Every entry is to be restated exactly; pictures are not part of the copy.

THE DATA

○ ○ ○ ○ ○ ○ ○

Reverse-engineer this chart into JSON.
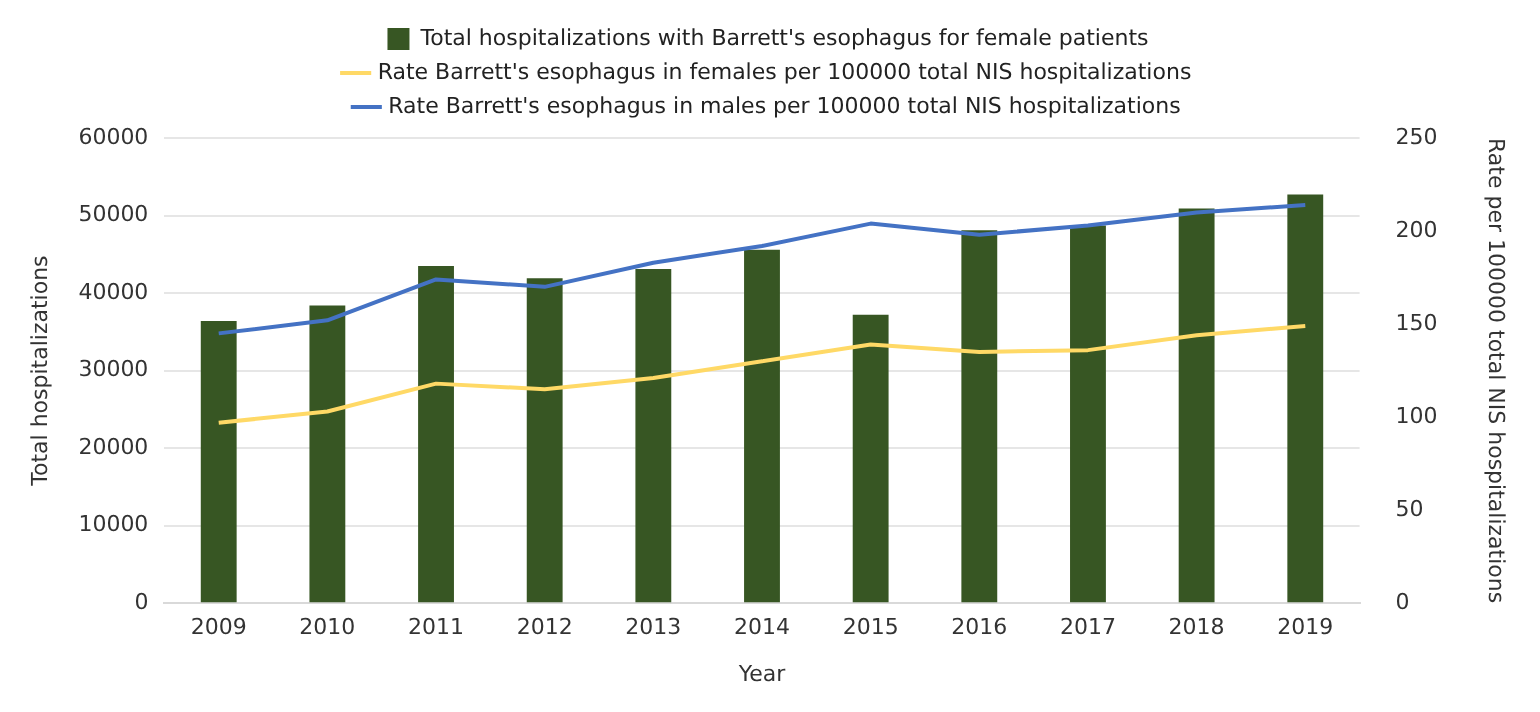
{
  "chart_data": {
    "type": "bar",
    "xlabel": "Year",
    "ylabel": "Total hospitalizations",
    "y2label": "Rate per 100000 total NIS hospitalizations",
    "categories": [
      "2009",
      "2010",
      "2011",
      "2012",
      "2013",
      "2014",
      "2015",
      "2016",
      "2017",
      "2018",
      "2019"
    ],
    "series": [
      {
        "name": "Total hospitalizations with Barrett's esophagus for female patients",
        "color": "#375623",
        "values": [
          36400,
          38400,
          43500,
          41900,
          43100,
          45600,
          37200,
          48100,
          48700,
          50900,
          52700
        ]
      },
      {
        "name": "Rate Barrett's esophagus in females per 100000 total NIS hospitalizations",
        "type": "line",
        "axis": "y2",
        "color": "#ffd966",
        "values": [
          97,
          103,
          118,
          115,
          121,
          130,
          139,
          135,
          136,
          144,
          149
        ]
      },
      {
        "name": "Rate Barrett's esophagus in males per 100000 total NIS hospitalizations",
        "type": "line",
        "axis": "y2",
        "color": "#4472c4",
        "values": [
          145,
          152,
          174,
          170,
          183,
          192,
          204,
          198,
          203,
          210,
          214
        ]
      }
    ],
    "ylim": [
      0,
      60000
    ],
    "yticks": [
      0,
      10000,
      20000,
      30000,
      40000,
      50000,
      60000
    ],
    "y2lim": [
      0,
      250
    ],
    "y2ticks": [
      0,
      50,
      100,
      150,
      200,
      250
    ],
    "grid": "y",
    "legend": "top",
    "marker": "none"
  }
}
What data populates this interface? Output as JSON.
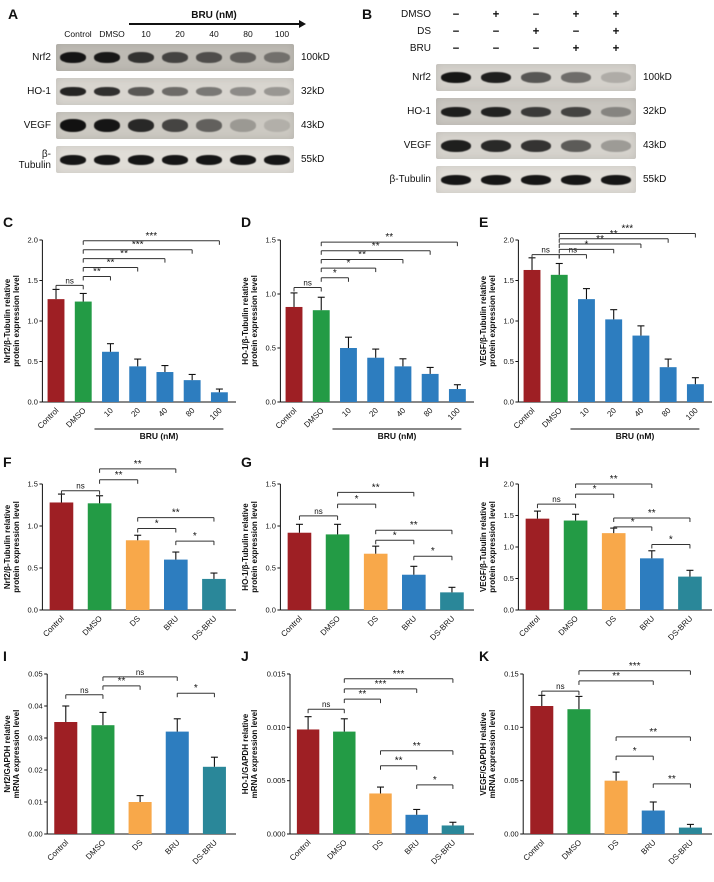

○ ○ ○ ○ ○ ○ ○

EXERCISE ANSWER
Reverse-engineer this chart into JSON.
{
  "chart_data": {
    "type": "bar",
    "xlabel": "Year",
    "ylabel": "Total hospitalizations",
    "y2label": "Rate per 100000 total NIS hospitalizations",
    "categories": [
      "2009",
      "2010",
      "2011",
      "2012",
      "2013",
      "2014",
      "2015",
      "2016",
      "2017",
      "2018",
      "2019"
    ],
    "series": [
      {
        "name": "Total hospitalizations with Barrett's esophagus for female patients",
        "color": "#375623",
        "values": [
          36400,
          38400,
          43500,
          41900,
          43100,
          45600,
          37200,
          48100,
          48700,
          50900,
          52700
        ]
      },
      {
        "name": "Rate Barrett's esophagus in females per 100000 total NIS hospitalizations",
        "type": "line",
        "axis": "y2",
        "color": "#ffd966",
        "values": [
          97,
          103,
          118,
          115,
          121,
          130,
          139,
          135,
          136,
          144,
          149
        ]
      },
      {
        "name": "Rate Barrett's esophagus in males per 100000 total NIS hospitalizations",
        "type": "line",
        "axis": "y2",
        "color": "#4472c4",
        "values": [
          145,
          152,
          174,
          170,
          183,
          192,
          204,
          198,
          203,
          210,
          214
        ]
      }
    ],
    "ylim": [
      0,
      60000
    ],
    "yticks": [
      0,
      10000,
      20000,
      30000,
      40000,
      50000,
      60000
    ],
    "y2lim": [
      0,
      250
    ],
    "y2ticks": [
      0,
      50,
      100,
      150,
      200,
      250
    ],
    "grid": "y",
    "legend": "top",
    "marker": "none"
  }
}
What data populates this interface? Output as JSON.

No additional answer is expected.